GIVEN TASK →
Scan the material below for the string "also", and copy every line where it shows up.

------------------------------------------------------------

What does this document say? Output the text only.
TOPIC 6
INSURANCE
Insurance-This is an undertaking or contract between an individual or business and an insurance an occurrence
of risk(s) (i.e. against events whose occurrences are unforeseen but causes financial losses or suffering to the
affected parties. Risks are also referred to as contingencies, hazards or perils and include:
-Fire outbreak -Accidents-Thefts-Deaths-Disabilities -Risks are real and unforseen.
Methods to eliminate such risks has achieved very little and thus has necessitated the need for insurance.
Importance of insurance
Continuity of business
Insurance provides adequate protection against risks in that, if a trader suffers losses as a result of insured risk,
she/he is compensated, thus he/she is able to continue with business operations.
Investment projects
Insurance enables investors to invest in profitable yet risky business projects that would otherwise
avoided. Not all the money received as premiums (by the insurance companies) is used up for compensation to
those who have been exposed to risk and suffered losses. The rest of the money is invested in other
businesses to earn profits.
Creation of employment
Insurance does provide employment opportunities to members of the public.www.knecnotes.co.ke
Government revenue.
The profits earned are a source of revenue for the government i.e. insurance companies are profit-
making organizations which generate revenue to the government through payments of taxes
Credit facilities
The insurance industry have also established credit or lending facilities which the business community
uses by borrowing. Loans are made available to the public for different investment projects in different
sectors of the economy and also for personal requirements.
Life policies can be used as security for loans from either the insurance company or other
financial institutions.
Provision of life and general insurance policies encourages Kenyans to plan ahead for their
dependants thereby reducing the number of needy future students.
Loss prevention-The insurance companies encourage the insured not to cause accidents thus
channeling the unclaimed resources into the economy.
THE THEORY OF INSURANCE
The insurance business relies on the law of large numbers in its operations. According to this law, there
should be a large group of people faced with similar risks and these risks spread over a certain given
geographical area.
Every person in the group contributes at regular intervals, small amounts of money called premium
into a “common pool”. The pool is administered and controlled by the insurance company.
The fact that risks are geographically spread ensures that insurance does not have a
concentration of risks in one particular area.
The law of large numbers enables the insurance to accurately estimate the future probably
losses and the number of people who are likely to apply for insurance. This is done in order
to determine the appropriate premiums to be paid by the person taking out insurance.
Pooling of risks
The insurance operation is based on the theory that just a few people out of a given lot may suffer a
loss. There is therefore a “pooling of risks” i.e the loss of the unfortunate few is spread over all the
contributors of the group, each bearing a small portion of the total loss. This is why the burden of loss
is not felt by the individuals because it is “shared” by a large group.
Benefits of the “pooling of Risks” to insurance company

------------------------------------------------------------

ANSWER FOR THE TASK →
affected parties. Risks are also referred to as contingencies, hazards or perils and include:
The insurance industry have also established credit or lending facilities which the business community
sectors of the economy and also for personal requirements.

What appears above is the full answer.